Required work -> Every record must be transcribed in its entirety, apart from the images, which are to be omitted.

>>>>

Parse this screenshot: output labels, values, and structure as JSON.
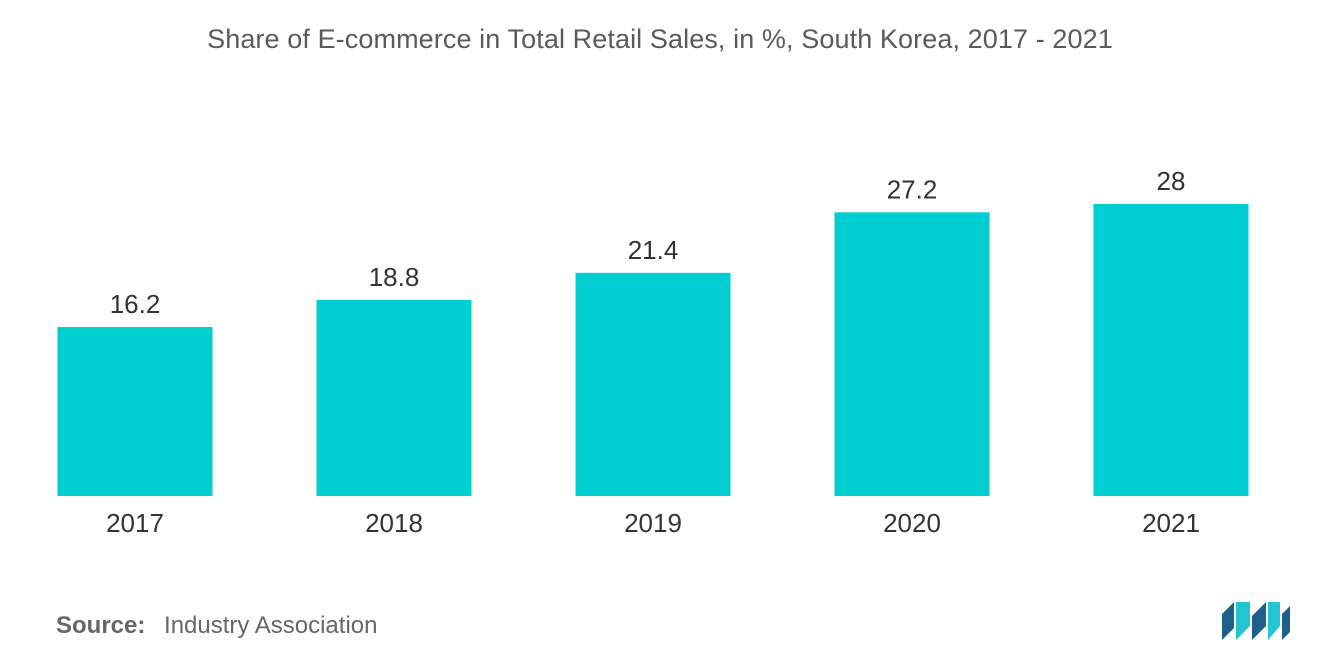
{
  "chart_data": {
    "type": "bar",
    "title": "Share of E-commerce in Total Retail Sales, in %, South Korea, 2017 - 2021",
    "categories": [
      "2017",
      "2018",
      "2019",
      "2020",
      "2021"
    ],
    "values": [
      16.2,
      18.8,
      21.4,
      27.2,
      28
    ],
    "value_labels": [
      "16.2",
      "18.8",
      "21.4",
      "27.2",
      "28"
    ],
    "xlabel": "",
    "ylabel": "",
    "ylim": [
      0,
      28
    ],
    "grid": false,
    "bar_color": "#00CED1"
  },
  "source": {
    "label": "Source:",
    "text": "Industry Association"
  },
  "logo": {
    "icon": "mordor-intelligence-logo",
    "colors": [
      "#1f5f8b",
      "#23c5d0"
    ]
  }
}
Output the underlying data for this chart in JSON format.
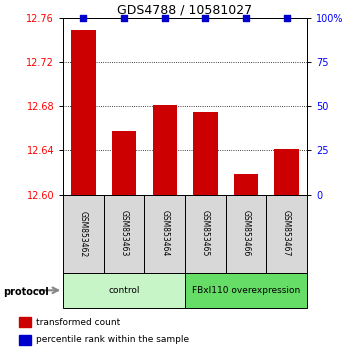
{
  "title": "GDS4788 / 10581027",
  "samples": [
    "GSM853462",
    "GSM853463",
    "GSM853464",
    "GSM853465",
    "GSM853466",
    "GSM853467"
  ],
  "red_values": [
    12.749,
    12.658,
    12.681,
    12.675,
    12.619,
    12.641
  ],
  "blue_values": [
    100,
    100,
    100,
    100,
    100,
    100
  ],
  "ylim_left": [
    12.6,
    12.76
  ],
  "ylim_right": [
    0,
    100
  ],
  "yticks_left": [
    12.6,
    12.64,
    12.68,
    12.72,
    12.76
  ],
  "yticks_right": [
    0,
    25,
    50,
    75,
    100
  ],
  "ytick_labels_right": [
    "0",
    "25",
    "50",
    "75",
    "100%"
  ],
  "groups": [
    {
      "label": "control",
      "indices": [
        0,
        1,
        2
      ],
      "color": "#c8f5c8"
    },
    {
      "label": "FBxl110 overexpression",
      "indices": [
        3,
        4,
        5
      ],
      "color": "#66dd66"
    }
  ],
  "protocol_label": "protocol",
  "bar_color_red": "#cc0000",
  "marker_color_blue": "#0000cc",
  "sample_bg_color": "#d8d8d8",
  "legend_red_label": "transformed count",
  "legend_blue_label": "percentile rank within the sample",
  "bar_width": 0.6
}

<<<<

Response ->
Parse this screenshot: output labels, values, and structure as JSON.
{
  "chart_data": {
    "type": "bar",
    "title": "Share of E-commerce in Total Retail Sales, in %, South Korea, 2017 - 2021",
    "categories": [
      "2017",
      "2018",
      "2019",
      "2020",
      "2021"
    ],
    "values": [
      16.2,
      18.8,
      21.4,
      27.2,
      28
    ],
    "value_labels": [
      "16.2",
      "18.8",
      "21.4",
      "27.2",
      "28"
    ],
    "xlabel": "",
    "ylabel": "",
    "ylim": [
      0,
      28
    ],
    "grid": false,
    "bar_color": "#00CED1"
  },
  "source": {
    "label": "Source:",
    "text": "Industry Association"
  },
  "logo": {
    "icon": "mordor-intelligence-logo",
    "colors": [
      "#1f5f8b",
      "#23c5d0"
    ]
  }
}
Output the underlying data for this chart in JSON format.
{
  "title": "GDS4788 / 10581027",
  "samples": [
    "GSM853462",
    "GSM853463",
    "GSM853464",
    "GSM853465",
    "GSM853466",
    "GSM853467"
  ],
  "red_values": [
    12.749,
    12.658,
    12.681,
    12.675,
    12.619,
    12.641
  ],
  "blue_values": [
    100,
    100,
    100,
    100,
    100,
    100
  ],
  "ylim_left": [
    12.6,
    12.76
  ],
  "ylim_right": [
    0,
    100
  ],
  "yticks_left": [
    12.6,
    12.64,
    12.68,
    12.72,
    12.76
  ],
  "yticks_right": [
    0,
    25,
    50,
    75,
    100
  ],
  "ytick_labels_right": [
    "0",
    "25",
    "50",
    "75",
    "100%"
  ],
  "groups": [
    {
      "label": "control",
      "indices": [
        0,
        1,
        2
      ],
      "color": "#c8f5c8"
    },
    {
      "label": "FBxl110 overexpression",
      "indices": [
        3,
        4,
        5
      ],
      "color": "#66dd66"
    }
  ],
  "protocol_label": "protocol",
  "bar_color_red": "#cc0000",
  "marker_color_blue": "#0000cc",
  "sample_bg_color": "#d8d8d8",
  "legend_red_label": "transformed count",
  "legend_blue_label": "percentile rank within the sample",
  "bar_width": 0.6
}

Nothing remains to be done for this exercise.